■ **RAW RECORDS**
** START **
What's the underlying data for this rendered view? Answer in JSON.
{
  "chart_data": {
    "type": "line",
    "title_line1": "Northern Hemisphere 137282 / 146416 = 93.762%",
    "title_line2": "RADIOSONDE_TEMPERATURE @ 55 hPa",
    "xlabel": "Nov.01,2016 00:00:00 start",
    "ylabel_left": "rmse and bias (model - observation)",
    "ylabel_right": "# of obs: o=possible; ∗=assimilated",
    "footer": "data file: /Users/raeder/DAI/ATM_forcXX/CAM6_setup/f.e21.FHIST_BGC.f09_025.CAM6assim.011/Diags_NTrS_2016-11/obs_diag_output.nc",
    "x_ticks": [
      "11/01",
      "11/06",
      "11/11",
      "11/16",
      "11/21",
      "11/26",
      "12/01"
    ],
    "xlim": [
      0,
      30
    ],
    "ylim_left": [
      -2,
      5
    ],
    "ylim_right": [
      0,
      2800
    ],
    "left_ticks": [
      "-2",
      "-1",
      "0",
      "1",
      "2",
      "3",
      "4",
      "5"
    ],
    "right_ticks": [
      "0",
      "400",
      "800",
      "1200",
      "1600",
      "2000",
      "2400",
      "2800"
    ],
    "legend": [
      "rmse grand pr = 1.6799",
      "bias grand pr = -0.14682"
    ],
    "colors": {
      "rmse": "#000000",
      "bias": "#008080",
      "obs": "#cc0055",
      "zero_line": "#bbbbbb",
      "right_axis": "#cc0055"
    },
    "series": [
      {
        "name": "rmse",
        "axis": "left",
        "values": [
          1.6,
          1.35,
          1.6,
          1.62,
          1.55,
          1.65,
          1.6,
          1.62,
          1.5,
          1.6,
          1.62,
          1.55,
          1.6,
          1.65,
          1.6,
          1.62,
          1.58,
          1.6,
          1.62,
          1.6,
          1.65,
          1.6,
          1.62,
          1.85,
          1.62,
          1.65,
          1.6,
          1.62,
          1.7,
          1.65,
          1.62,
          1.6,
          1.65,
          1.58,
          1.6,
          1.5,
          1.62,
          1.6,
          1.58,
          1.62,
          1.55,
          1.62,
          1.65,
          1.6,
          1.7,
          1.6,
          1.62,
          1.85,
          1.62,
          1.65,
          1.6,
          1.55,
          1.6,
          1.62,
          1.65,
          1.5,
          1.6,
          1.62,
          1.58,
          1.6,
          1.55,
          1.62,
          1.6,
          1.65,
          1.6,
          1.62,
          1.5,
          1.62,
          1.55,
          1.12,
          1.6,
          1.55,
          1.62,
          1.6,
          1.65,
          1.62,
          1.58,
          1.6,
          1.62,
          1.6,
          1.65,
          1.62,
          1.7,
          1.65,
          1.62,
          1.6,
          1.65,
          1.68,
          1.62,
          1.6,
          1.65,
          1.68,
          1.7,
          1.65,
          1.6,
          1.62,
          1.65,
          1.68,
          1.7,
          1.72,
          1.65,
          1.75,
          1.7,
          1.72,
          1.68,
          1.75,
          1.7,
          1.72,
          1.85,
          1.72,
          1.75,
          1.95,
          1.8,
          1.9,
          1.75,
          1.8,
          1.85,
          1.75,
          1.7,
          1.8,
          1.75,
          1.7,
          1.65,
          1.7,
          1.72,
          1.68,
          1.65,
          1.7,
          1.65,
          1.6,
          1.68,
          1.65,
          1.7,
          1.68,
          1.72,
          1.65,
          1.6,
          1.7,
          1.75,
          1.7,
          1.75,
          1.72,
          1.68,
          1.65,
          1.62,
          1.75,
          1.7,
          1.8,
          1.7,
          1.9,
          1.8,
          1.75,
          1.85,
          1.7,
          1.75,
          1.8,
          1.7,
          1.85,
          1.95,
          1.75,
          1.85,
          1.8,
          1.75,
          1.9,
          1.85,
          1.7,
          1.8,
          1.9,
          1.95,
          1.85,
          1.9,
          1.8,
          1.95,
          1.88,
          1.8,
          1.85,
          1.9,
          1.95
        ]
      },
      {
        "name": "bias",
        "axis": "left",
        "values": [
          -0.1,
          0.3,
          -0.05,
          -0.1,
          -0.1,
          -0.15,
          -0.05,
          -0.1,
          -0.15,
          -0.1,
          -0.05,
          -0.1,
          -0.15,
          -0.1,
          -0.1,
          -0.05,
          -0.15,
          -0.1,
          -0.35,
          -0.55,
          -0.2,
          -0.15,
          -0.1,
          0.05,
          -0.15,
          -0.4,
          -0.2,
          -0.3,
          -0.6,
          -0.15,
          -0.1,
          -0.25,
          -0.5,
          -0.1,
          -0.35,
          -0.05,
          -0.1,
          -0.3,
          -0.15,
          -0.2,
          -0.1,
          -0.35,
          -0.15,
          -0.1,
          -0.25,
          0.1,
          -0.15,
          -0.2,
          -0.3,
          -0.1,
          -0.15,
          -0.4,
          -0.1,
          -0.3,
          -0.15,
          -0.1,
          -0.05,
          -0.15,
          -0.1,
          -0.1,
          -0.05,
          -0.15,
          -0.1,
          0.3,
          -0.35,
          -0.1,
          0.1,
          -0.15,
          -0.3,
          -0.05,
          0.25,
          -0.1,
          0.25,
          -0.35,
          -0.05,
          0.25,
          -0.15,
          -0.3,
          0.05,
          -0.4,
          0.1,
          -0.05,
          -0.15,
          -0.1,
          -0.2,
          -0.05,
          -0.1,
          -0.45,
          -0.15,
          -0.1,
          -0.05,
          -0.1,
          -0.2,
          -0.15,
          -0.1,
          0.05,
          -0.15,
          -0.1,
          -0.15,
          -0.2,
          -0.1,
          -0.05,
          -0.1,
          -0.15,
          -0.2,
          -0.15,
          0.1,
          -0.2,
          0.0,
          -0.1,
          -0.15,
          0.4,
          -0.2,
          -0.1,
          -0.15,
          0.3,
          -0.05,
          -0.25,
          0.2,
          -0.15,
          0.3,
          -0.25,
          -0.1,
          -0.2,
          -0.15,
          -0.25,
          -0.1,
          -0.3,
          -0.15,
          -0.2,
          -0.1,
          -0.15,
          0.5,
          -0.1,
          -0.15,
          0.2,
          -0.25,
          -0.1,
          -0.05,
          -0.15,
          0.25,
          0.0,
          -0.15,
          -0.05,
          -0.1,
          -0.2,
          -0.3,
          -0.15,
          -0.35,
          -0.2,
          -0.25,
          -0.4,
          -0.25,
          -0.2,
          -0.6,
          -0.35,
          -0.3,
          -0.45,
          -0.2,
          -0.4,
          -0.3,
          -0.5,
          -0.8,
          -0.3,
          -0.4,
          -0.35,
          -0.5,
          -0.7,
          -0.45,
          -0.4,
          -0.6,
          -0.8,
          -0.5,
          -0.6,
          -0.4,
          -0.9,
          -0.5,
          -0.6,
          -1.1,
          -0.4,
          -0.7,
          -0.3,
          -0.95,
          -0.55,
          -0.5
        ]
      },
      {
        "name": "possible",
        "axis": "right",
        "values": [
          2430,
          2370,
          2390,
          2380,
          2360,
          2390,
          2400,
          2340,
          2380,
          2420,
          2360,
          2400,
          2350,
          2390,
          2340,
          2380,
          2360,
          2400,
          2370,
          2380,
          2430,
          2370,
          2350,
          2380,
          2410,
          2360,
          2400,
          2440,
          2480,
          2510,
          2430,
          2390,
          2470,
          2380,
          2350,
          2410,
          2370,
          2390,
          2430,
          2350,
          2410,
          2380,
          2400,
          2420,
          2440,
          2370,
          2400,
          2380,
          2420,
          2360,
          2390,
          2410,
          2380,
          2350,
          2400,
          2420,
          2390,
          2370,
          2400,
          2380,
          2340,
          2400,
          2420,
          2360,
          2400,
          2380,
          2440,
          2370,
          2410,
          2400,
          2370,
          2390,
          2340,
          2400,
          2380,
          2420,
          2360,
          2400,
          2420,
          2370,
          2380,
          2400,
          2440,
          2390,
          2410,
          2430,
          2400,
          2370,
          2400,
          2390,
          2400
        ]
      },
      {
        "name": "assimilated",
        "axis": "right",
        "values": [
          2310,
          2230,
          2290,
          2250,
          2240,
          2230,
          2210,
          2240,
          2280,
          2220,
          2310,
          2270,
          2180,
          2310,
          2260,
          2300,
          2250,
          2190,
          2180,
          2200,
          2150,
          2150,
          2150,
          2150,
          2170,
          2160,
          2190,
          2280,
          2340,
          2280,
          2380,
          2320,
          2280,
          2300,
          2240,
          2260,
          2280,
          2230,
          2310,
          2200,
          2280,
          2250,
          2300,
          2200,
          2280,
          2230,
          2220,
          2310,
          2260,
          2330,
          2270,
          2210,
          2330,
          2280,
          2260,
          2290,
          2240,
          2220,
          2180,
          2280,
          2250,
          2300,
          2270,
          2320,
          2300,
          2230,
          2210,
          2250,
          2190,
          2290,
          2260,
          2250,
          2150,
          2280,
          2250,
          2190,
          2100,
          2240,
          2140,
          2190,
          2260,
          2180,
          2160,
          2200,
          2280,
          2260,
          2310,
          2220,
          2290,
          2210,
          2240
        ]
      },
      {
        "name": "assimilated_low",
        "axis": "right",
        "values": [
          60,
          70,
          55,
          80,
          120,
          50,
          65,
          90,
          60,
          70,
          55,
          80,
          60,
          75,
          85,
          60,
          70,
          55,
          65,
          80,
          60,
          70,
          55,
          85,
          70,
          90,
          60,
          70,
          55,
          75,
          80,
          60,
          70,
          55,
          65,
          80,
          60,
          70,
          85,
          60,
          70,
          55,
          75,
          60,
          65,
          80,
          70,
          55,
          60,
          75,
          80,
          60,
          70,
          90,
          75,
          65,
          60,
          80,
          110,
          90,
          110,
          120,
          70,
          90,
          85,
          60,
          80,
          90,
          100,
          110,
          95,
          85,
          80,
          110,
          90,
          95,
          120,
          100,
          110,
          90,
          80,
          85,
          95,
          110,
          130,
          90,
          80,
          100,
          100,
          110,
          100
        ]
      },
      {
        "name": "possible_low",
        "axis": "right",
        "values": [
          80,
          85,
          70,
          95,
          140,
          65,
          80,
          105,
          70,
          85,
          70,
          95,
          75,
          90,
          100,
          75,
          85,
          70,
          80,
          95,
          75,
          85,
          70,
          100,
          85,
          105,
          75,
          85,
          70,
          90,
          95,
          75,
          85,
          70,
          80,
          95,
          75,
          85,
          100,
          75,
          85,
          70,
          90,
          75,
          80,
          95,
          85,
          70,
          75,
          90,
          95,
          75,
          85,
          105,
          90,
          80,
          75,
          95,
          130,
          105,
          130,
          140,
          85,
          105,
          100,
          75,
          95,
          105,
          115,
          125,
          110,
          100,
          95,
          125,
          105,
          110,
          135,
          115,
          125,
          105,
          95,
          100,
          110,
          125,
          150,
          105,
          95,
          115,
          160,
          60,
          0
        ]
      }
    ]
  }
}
** END **
Which lines in the records above contain the string "name"? Copy each one.

        "name": "rmse",
        "name": "bias",
        "name": "possible",
        "name": "assimilated",
        "name": "assimilated_low",
        "name": "possible_low",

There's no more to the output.